Freitag, 29. September 2006

Rekordpinkler

In der Ausrichtung in Russland sah ich vor WM-Beginn keinen Heimvorteil für Wladimir Kramnik. Im Gegenteil meinte ich, dass die Erwartungen und Interessen der russischen Medien ihn sogar stärker fordern könnten. Inzwischen gibt es einige Anlässe, dieses Urteil zu überdenken (wie ich auch in der Freitagsausgabe der FAZ berichte).

Die russischen Medien haben sich nämlich auf Topalow eingeschossen. Ein Psychologe, der ihn begleitet, ist wahlweise als „Parapsychologe“ und „Wahrsager“ dargestellt worden. Eine Zeitung meldete gar, der Bulgare habe sich einen Chip ins Gehirn einsetzen lassen. Toppys Manager Silvio Danailow fand es skurril genug, die Geschichte weiter auszuspinnen. Er informierte üäber die vermeintlichen Details der Transplantation, erklärte die zwei Anfangsniederlagen mit einem technischen Defekt und verlautete, dass ein Neurochirurg für eine Operation am nächsten spielfreien Tag gesucht werde.

Damit nicht genug, riskierte Danailow am Donnerstag 5000 Dollar für die Einreichung eines Protests, der vom Schiedsgericht schon entschieden ist (nämlich dass beide Spieler von nun an das gleiche Klo benutzen müssen). Im ersten Moment klingt es skurril: Kramnik, der sich, wenn er nicht am Zug ist, meistens in seinen Ruheraum zurückzieht, besucht dort immer wieder den Waschraum. Woher Danailow das so genau weiß? Aus den Aufzeichnungen der in den Ruheräumen installierten Kameras. Die gibt es jedoch nicht im Waschraum. Was, fragt Danailow, treibt Kramnik bis zu fünfzig Mal während einer langen Partie dorthin? Hat er einen Händewaschzwang? Ist er Rekordpinkler? Wäre das den russischen Reportern nicht mal nähere Investigationen wert? Und würden sie dann bitte für einige Tage Toppys Gegner piesacken.

Montag, 25. September 2006

Ihr Jugendverderber ihr!

Also Unterhaltungswert, den hatten die ersten beiden Partien zwischen Kramnik und Topalow, aber hatten sie auch das Niveau, das man von einer WM erwartet? Ist das Ausmaß der Patzer, die in der zweiten Partie passierten, nicht erschreckend? Ich rede nicht nur von Topalow (32.Dg6+??, 36.Tc1?, 40.Lf4?, 55.Se6+?). Auch Kramnik hat mehrmals erheblich fehlgegriffen (31...Lxf8??, 39...De4?, 49...Tf1?).

> DATENZEILEN
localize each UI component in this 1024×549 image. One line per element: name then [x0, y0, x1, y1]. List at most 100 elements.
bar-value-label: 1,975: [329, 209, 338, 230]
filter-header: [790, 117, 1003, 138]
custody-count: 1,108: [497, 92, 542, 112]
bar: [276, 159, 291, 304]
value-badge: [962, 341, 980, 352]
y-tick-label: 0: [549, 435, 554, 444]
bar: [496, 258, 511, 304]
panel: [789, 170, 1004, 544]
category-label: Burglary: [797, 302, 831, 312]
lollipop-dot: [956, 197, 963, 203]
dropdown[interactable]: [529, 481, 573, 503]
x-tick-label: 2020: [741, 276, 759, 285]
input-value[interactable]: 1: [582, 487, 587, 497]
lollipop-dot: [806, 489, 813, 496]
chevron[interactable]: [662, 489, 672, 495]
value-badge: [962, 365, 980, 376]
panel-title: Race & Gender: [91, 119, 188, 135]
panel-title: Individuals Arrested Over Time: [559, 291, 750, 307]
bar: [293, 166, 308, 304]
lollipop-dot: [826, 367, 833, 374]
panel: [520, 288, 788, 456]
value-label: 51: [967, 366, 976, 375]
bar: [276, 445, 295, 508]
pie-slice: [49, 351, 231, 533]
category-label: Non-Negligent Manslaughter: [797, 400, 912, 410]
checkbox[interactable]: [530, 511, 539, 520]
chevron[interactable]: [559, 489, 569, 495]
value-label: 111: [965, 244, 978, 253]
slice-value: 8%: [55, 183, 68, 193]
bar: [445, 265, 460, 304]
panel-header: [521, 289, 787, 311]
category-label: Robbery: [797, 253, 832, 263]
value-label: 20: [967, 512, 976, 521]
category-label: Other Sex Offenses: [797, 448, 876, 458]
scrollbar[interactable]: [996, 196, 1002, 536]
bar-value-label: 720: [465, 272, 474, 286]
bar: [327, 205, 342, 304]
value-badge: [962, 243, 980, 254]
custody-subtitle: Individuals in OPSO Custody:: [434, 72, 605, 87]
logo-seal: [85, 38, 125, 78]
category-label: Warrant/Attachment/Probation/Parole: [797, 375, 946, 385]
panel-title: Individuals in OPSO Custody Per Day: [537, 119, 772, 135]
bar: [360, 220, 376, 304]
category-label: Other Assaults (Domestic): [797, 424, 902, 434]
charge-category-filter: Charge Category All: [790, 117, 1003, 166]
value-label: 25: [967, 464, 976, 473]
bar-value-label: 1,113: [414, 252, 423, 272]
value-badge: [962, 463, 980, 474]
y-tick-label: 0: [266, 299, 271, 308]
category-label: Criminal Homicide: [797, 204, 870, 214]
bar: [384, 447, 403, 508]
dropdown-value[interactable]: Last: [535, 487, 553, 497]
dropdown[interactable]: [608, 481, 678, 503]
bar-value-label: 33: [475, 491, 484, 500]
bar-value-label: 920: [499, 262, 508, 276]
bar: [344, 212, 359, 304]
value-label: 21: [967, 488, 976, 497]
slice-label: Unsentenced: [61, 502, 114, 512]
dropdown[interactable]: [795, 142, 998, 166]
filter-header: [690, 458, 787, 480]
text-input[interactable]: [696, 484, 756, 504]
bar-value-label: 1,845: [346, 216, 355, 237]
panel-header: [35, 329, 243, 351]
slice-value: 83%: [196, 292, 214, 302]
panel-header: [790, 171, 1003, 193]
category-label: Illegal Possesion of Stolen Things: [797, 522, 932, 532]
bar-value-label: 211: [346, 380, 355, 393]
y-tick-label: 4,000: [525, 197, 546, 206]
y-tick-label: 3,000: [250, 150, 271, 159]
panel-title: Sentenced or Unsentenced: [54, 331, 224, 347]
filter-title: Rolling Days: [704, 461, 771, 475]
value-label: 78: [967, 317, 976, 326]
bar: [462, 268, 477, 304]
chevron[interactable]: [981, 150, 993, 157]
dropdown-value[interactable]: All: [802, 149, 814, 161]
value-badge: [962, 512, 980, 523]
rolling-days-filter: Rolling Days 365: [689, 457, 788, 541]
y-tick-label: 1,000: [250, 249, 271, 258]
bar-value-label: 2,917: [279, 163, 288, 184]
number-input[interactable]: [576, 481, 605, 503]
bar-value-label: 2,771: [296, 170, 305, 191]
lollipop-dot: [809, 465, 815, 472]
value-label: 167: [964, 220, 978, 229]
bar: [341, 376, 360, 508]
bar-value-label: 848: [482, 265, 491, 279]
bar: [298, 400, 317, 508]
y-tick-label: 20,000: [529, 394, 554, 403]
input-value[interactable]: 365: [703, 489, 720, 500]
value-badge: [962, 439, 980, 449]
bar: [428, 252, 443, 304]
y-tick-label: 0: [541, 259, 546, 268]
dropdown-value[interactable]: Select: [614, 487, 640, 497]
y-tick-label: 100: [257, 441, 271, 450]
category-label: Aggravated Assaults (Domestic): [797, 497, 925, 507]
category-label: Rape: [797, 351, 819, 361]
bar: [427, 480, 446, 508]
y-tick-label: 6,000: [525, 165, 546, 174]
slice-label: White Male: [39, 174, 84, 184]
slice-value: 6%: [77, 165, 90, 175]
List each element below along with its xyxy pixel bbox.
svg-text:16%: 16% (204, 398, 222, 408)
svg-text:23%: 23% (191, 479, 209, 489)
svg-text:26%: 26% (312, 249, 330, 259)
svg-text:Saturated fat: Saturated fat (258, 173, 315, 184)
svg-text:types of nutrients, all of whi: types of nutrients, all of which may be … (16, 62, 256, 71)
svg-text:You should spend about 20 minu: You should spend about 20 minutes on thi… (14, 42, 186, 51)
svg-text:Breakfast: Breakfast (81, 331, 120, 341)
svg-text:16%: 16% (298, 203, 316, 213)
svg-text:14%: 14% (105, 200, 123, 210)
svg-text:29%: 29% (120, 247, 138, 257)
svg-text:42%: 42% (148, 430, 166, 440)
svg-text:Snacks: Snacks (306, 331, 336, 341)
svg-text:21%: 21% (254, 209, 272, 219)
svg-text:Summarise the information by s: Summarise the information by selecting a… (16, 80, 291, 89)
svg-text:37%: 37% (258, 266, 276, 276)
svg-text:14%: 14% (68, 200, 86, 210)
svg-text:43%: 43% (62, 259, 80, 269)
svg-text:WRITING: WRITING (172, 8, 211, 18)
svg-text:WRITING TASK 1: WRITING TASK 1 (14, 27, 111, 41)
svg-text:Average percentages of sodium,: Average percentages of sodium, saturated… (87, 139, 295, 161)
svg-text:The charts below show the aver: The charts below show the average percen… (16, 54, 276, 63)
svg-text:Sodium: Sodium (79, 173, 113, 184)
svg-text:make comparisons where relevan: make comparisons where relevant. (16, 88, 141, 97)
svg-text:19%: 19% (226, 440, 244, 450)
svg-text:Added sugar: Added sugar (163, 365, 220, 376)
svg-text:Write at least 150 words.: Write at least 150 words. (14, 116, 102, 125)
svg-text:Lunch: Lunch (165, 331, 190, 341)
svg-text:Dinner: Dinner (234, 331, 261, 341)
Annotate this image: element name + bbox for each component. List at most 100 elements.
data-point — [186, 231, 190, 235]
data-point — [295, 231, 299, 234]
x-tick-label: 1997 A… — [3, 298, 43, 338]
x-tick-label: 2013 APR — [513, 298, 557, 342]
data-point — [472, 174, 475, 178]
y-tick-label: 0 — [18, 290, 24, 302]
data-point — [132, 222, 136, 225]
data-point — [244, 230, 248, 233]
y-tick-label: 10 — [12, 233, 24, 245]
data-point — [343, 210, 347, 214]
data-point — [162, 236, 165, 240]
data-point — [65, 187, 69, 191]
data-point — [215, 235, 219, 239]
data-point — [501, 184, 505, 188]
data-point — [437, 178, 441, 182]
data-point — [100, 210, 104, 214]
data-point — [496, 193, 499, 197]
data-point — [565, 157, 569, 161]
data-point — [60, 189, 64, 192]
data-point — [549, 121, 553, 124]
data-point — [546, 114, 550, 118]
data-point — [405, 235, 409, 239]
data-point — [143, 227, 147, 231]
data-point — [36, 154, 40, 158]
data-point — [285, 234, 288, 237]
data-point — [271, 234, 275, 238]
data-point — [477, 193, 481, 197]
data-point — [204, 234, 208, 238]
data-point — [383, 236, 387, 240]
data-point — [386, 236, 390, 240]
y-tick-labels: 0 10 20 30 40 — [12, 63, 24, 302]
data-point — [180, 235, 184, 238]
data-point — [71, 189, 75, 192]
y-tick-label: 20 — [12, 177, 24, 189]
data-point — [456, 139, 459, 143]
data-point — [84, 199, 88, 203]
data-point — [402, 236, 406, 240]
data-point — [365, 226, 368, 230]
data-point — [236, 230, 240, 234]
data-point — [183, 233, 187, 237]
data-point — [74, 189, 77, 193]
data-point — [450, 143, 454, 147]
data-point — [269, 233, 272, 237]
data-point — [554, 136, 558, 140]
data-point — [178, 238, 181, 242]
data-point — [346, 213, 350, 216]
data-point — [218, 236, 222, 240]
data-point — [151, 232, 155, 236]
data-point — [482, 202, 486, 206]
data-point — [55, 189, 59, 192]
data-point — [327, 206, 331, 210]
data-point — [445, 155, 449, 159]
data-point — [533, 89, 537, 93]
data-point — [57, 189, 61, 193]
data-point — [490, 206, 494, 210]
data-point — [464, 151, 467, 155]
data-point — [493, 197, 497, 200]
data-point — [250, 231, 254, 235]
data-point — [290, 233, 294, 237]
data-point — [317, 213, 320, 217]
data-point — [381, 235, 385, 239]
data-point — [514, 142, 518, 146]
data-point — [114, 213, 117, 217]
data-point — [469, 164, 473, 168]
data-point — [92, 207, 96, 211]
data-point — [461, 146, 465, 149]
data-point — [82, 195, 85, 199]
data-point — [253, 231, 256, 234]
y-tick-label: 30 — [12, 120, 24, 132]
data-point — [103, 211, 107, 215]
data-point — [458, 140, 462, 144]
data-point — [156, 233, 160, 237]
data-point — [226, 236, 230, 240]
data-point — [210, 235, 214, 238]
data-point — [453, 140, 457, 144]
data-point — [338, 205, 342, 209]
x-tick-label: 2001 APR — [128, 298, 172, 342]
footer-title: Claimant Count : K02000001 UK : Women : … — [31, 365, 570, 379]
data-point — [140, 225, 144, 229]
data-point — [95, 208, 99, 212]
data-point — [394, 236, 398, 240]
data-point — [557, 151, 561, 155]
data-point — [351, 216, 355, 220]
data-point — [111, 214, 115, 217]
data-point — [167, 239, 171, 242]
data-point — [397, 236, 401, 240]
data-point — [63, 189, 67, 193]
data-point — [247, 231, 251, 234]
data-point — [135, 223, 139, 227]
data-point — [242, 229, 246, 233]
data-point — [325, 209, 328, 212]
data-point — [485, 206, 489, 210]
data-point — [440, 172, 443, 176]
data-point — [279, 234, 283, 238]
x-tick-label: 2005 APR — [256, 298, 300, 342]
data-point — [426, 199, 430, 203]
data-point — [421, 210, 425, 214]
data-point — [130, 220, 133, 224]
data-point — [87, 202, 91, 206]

> ARBEITSAUFTRAG
Nenne alle Züge, die im Textauszug als Fehler Topalows in der zweiten Partie aufgeführt werden. Die Zeilen sind eigenständiges Material und gehören nicht zum Textauszug.

> SCHRIFTLICHE ANTWORT
32.Dg6+??, 36.Tc1?, 40.Lf4? und 55.Se6+?